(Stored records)

____________

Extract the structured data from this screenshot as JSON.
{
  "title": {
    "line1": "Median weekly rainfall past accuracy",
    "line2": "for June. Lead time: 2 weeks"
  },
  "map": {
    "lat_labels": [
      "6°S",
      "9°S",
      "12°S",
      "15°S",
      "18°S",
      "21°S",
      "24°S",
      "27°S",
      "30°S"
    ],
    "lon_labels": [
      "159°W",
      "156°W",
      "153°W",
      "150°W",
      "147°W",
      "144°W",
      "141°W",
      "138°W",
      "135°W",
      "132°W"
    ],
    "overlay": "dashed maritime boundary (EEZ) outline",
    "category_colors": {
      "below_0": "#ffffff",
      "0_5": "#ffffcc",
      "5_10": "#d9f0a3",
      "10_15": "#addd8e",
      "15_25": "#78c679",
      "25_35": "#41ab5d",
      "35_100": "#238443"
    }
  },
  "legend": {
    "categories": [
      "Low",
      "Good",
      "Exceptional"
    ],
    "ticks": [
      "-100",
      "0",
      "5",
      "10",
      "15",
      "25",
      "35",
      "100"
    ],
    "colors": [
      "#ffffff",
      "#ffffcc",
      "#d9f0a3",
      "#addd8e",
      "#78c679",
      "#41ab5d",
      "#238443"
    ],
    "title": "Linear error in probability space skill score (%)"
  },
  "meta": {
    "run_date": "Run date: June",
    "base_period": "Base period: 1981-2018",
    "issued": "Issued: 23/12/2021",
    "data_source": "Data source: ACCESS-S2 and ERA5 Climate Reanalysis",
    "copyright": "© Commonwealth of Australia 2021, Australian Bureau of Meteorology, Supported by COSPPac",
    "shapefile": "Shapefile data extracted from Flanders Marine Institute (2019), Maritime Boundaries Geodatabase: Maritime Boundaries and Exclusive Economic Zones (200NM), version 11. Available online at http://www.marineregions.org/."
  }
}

____________

**Written instruction:** Take the listing above and set it down exactly.

**Problem solution:**
Extract the structured data from this screenshot as JSON.
{
  "title": {
    "line1": "Median weekly rainfall past accuracy",
    "line2": "for June. Lead time: 2 weeks"
  },
  "map": {
    "lat_labels": [
      "6°S",
      "9°S",
      "12°S",
      "15°S",
      "18°S",
      "21°S",
      "24°S",
      "27°S",
      "30°S"
    ],
    "lon_labels": [
      "159°W",
      "156°W",
      "153°W",
      "150°W",
      "147°W",
      "144°W",
      "141°W",
      "138°W",
      "135°W",
      "132°W"
    ],
    "overlay": "dashed maritime boundary (EEZ) outline",
    "category_colors": {
      "below_0": "#ffffff",
      "0_5": "#ffffcc",
      "5_10": "#d9f0a3",
      "10_15": "#addd8e",
      "15_25": "#78c679",
      "25_35": "#41ab5d",
      "35_100": "#238443"
    }
  },
  "legend": {
    "categories": [
      "Low",
      "Good",
      "Exceptional"
    ],
    "ticks": [
      "-100",
      "0",
      "5",
      "10",
      "15",
      "25",
      "35",
      "100"
    ],
    "colors": [
      "#ffffff",
      "#ffffcc",
      "#d9f0a3",
      "#addd8e",
      "#78c679",
      "#41ab5d",
      "#238443"
    ],
    "title": "Linear error in probability space skill score (%)"
  },
  "meta": {
    "run_date": "Run date: June",
    "base_period": "Base period: 1981-2018",
    "issued": "Issued: 23/12/2021",
    "data_source": "Data source: ACCESS-S2 and ERA5 Climate Reanalysis",
    "copyright": "© Commonwealth of Australia 2021, Australian Bureau of Meteorology, Supported by COSPPac",
    "shapefile": "Shapefile data extracted from Flanders Marine Institute (2019), Maritime Boundaries Geodatabase: Maritime Boundaries and Exclusive Economic Zones (200NM), version 11. Available online at http://www.marineregions.org/."
  }
}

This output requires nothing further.